● **Goal**: Select the lines below containing the word "Daniel".

● **Supplied information**:
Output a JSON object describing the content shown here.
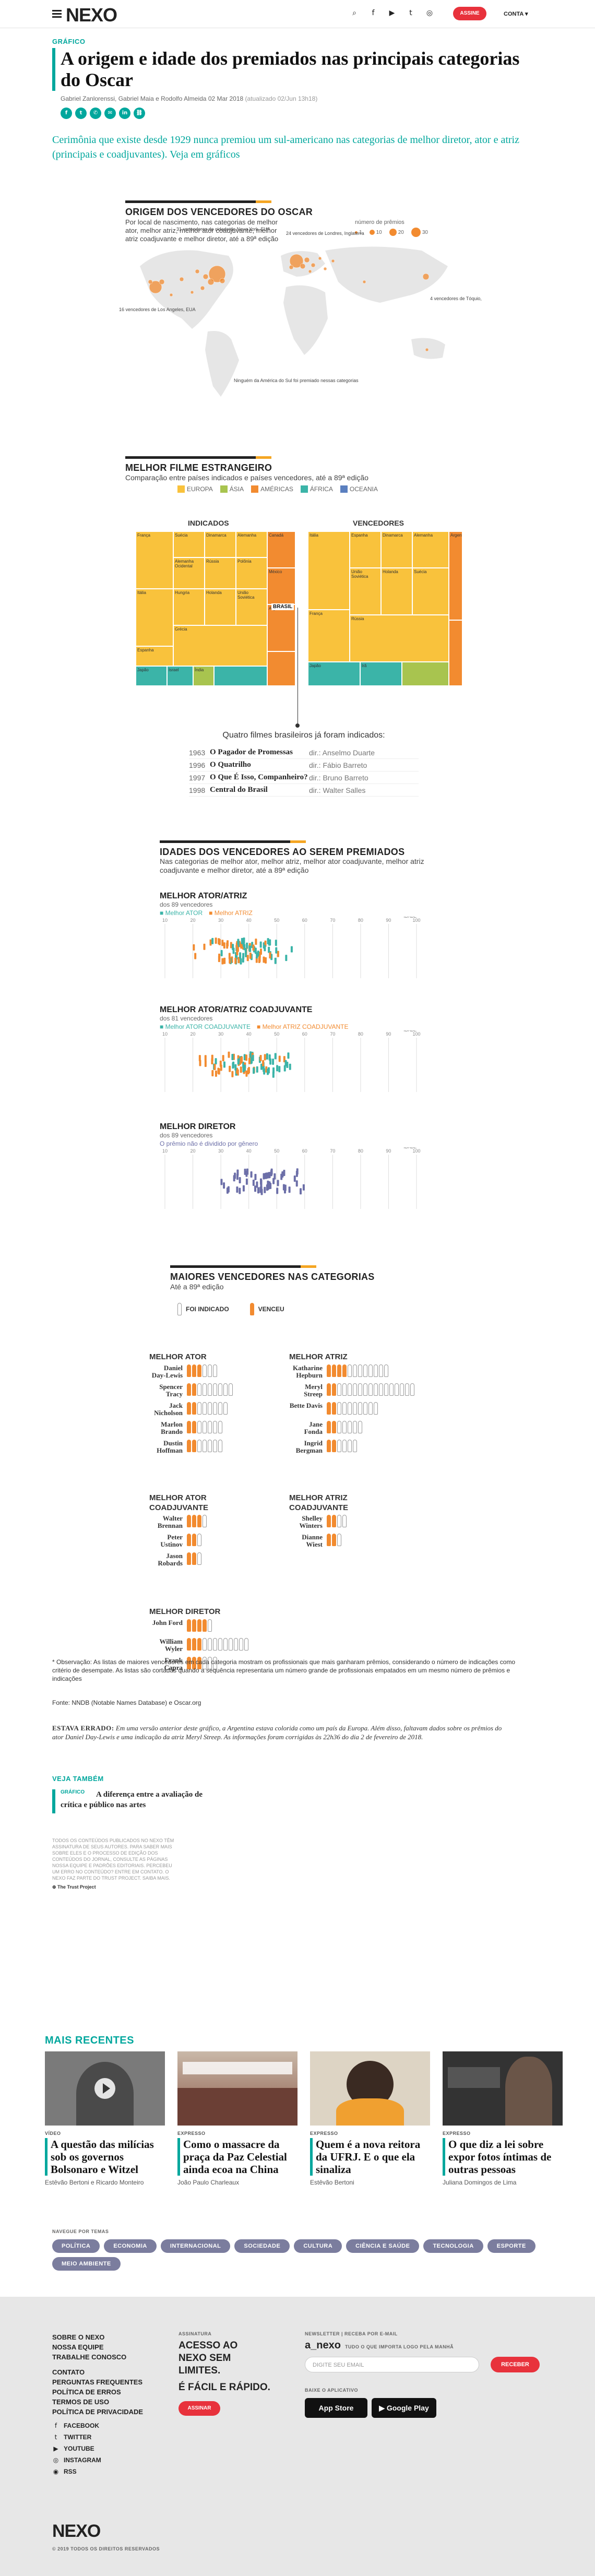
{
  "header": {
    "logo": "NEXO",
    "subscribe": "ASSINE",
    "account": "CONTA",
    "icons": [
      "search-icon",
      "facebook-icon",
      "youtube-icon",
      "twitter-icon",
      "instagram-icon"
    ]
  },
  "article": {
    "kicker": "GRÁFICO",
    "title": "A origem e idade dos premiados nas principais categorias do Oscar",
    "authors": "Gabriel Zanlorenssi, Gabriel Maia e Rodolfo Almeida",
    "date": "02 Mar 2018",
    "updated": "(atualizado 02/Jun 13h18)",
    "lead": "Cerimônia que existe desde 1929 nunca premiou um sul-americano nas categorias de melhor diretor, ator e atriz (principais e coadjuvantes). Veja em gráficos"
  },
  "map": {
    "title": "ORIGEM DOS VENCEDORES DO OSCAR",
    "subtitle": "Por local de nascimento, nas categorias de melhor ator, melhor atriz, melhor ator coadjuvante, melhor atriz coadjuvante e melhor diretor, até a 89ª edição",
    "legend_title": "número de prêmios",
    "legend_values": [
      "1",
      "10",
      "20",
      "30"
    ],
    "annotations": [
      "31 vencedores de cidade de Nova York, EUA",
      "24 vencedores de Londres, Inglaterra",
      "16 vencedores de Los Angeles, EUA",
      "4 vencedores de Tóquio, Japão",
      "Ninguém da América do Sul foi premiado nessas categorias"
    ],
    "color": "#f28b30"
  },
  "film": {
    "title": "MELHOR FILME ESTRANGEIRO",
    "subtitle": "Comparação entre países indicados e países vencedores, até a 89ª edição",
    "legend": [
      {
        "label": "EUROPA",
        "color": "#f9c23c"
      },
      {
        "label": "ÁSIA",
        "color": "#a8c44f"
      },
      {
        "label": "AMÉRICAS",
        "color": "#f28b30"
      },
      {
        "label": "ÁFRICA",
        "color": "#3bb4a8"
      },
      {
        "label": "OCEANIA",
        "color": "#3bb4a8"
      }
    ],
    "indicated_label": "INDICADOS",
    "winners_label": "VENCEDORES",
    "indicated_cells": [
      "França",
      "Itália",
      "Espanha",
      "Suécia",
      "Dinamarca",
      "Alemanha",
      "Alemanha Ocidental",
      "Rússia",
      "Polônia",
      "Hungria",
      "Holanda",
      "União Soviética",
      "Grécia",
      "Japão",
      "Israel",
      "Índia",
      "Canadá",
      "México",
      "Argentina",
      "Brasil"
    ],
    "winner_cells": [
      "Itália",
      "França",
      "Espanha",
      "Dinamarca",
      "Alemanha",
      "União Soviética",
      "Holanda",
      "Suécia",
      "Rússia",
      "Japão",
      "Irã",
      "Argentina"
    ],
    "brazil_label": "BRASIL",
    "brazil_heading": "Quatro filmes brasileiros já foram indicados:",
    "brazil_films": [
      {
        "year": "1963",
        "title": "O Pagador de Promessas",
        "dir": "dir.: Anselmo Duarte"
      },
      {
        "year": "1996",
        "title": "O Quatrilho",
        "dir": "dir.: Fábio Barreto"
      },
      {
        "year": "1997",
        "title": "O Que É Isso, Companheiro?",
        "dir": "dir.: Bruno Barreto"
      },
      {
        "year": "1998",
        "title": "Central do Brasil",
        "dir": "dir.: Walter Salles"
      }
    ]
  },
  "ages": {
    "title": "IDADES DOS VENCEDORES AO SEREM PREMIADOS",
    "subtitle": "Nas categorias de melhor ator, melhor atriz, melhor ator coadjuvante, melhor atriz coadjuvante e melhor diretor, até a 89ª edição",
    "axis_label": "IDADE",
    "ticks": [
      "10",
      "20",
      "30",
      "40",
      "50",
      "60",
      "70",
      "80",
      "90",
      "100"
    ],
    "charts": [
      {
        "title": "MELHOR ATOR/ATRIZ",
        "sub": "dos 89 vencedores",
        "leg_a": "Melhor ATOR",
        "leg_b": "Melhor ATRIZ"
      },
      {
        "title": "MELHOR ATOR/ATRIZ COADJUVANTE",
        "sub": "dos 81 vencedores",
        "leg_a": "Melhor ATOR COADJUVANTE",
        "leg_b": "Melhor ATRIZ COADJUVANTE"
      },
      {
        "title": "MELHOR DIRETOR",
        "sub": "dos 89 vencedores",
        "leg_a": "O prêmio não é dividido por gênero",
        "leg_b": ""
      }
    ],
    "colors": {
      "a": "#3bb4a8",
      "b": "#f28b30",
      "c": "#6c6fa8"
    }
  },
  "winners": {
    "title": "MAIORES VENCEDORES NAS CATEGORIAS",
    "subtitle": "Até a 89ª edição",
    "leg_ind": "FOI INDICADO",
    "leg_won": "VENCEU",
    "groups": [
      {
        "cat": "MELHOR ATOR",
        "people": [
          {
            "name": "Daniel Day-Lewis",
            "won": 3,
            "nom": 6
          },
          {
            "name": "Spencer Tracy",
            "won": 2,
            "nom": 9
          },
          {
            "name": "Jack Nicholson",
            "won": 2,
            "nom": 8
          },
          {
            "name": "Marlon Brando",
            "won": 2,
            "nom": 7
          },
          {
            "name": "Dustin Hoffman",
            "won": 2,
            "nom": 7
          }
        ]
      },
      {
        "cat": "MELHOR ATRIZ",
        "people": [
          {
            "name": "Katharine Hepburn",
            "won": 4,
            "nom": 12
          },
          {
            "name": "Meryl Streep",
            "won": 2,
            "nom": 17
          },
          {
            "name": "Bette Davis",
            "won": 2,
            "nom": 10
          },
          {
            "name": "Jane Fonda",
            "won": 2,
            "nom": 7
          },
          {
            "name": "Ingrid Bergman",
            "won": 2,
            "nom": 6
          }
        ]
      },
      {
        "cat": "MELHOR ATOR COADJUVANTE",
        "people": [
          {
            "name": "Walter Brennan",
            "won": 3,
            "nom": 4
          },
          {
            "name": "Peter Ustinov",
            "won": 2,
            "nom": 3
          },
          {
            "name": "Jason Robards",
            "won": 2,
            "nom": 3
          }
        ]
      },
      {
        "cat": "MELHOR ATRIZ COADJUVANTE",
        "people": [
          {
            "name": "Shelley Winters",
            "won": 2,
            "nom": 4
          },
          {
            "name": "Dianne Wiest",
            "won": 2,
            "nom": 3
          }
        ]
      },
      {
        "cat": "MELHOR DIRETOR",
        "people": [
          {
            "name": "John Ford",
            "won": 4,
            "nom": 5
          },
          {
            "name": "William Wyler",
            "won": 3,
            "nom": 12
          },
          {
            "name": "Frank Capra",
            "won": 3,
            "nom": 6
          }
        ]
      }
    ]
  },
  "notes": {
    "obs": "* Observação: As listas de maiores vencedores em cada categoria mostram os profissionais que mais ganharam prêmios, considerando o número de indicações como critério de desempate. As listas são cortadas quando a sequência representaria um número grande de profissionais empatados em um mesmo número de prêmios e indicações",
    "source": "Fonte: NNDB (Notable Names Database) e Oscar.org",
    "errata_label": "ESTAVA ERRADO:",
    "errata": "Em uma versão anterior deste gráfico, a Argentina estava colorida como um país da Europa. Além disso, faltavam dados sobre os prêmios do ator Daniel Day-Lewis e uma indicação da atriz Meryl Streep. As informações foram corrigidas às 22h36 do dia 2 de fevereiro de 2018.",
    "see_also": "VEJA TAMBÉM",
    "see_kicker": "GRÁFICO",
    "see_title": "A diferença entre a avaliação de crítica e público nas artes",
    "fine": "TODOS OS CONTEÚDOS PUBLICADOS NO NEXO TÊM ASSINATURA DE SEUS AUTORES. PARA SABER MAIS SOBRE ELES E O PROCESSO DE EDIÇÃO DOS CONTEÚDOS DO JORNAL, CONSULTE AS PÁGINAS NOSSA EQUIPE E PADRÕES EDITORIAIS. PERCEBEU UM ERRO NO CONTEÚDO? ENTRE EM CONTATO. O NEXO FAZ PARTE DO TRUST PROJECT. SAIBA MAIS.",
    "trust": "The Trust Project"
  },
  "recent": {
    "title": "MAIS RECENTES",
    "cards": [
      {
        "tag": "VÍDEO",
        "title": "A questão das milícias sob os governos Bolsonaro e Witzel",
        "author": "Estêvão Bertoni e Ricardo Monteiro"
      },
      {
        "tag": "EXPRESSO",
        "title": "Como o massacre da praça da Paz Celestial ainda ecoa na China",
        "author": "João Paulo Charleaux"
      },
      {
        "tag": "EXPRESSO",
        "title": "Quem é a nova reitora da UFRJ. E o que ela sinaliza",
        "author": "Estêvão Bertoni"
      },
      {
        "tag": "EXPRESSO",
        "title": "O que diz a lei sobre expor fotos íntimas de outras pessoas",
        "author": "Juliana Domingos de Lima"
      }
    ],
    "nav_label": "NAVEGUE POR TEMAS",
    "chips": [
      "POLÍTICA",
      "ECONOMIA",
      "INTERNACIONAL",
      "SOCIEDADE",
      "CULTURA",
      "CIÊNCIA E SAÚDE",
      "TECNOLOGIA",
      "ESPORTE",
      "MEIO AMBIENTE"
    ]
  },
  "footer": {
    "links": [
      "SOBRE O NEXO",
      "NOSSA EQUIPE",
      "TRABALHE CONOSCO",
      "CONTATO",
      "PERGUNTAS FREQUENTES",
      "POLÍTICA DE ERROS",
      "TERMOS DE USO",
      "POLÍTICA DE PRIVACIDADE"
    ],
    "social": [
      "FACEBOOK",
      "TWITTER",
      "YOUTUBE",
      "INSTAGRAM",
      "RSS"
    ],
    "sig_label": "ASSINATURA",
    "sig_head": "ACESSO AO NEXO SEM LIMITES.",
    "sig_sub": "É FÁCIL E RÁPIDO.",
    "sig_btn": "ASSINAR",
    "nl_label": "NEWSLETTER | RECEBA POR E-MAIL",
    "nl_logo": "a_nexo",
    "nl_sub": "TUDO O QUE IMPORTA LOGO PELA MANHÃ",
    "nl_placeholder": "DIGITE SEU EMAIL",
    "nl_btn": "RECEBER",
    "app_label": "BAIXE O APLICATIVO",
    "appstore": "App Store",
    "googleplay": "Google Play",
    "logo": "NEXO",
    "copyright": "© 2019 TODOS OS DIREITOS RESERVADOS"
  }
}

● **Exercise solution**:
            "name": "Daniel Day-Lewis",
    "errata": "Em uma versão anterior deste gráfico, a Argentina estava colorida como um país da Europa. Além disso, faltavam dados sobre os prêmios do ator Daniel Day-Lewis e uma indicação da atriz Meryl Streep. As informações foram corrigidas às 22h36 do dia 2 de fevereiro de 2018.",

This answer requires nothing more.